# start of Extracted material

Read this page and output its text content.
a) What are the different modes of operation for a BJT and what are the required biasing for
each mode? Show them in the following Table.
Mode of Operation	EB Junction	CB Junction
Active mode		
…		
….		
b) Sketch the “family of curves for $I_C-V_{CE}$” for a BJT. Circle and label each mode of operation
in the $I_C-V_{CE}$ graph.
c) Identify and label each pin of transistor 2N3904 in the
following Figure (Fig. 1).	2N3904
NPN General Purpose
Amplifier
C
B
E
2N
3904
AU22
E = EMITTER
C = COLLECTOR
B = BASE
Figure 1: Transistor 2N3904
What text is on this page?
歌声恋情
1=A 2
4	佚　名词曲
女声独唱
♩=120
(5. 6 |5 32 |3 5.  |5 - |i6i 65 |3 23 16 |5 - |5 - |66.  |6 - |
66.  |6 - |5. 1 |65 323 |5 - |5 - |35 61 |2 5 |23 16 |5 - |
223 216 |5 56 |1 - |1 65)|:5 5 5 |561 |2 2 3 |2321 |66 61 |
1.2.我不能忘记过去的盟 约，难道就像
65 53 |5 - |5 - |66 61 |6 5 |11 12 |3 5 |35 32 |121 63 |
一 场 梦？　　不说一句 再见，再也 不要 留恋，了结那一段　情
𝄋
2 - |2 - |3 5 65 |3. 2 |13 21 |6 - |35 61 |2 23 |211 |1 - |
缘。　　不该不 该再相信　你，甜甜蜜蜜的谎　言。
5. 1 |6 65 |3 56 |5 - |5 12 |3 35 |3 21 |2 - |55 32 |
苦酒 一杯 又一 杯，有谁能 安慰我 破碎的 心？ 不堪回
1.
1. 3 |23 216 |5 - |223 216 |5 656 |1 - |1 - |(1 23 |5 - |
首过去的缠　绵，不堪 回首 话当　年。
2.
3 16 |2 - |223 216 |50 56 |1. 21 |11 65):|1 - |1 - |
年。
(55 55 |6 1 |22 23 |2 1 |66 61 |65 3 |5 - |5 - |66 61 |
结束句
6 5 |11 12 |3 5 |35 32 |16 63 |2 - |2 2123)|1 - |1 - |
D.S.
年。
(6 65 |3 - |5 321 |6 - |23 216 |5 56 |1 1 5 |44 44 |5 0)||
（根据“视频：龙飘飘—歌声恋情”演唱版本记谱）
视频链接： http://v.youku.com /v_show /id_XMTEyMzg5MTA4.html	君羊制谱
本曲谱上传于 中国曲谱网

# end of Extracted material

◆ Exercise directions: Every entry needs to be retyped exactly.

◆ The result:
Read this page and output its text content.
a) What are the different modes of operation for a BJT and what are the required biasing for
each mode? Show them in the following Table.
Mode of Operation	EB Junction	CB Junction
Active mode		
…		
….		
b) Sketch the “family of curves for $I_C-V_{CE}$” for a BJT. Circle and label each mode of operation
in the $I_C-V_{CE}$ graph.
c) Identify and label each pin of transistor 2N3904 in the
following Figure (Fig. 1).	2N3904
NPN General Purpose
Amplifier
C
B
E
2N
3904
AU22
E = EMITTER
C = COLLECTOR
B = BASE
Figure 1: Transistor 2N3904
What text is on this page?
歌声恋情
1=A 2
4	佚　名词曲
女声独唱
♩=120
(5. 6 |5 32 |3 5.  |5 - |i6i 65 |3 23 16 |5 - |5 - |66.  |6 - |
66.  |6 - |5. 1 |65 323 |5 - |5 - |35 61 |2 5 |23 16 |5 - |
223 216 |5 56 |1 - |1 65)|:5 5 5 |561 |2 2 3 |2321 |66 61 |
1.2.我不能忘记过去的盟 约，难道就像
65 53 |5 - |5 - |66 61 |6 5 |11 12 |3 5 |35 32 |121 63 |
一 场 梦？　　不说一句 再见，再也 不要 留恋，了结那一段　情
𝄋
2 - |2 - |3 5 65 |3. 2 |13 21 |6 - |35 61 |2 23 |211 |1 - |
缘。　　不该不 该再相信　你，甜甜蜜蜜的谎　言。
5. 1 |6 65 |3 56 |5 - |5 12 |3 35 |3 21 |2 - |55 32 |
苦酒 一杯 又一 杯，有谁能 安慰我 破碎的 心？ 不堪回
1.
1. 3 |23 216 |5 - |223 216 |5 656 |1 - |1 - |(1 23 |5 - |
首过去的缠　绵，不堪 回首 话当　年。
2.
3 16 |2 - |223 216 |50 56 |1. 21 |11 65):|1 - |1 - |
年。
(55 55 |6 1 |22 23 |2 1 |66 61 |65 3 |5 - |5 - |66 61 |
结束句
6 5 |11 12 |3 5 |35 32 |16 63 |2 - |2 2123)|1 - |1 - |
D.S.
年。
(6 65 |3 - |5 321 |6 - |23 216 |5 56 |1 1 5 |44 44 |5 0)||
（根据“视频：龙飘飘—歌声恋情”演唱版本记谱）
视频链接： http://v.youku.com /v_show /id_XMTEyMzg5MTA4.html	君羊制谱
本曲谱上传于 中国曲谱网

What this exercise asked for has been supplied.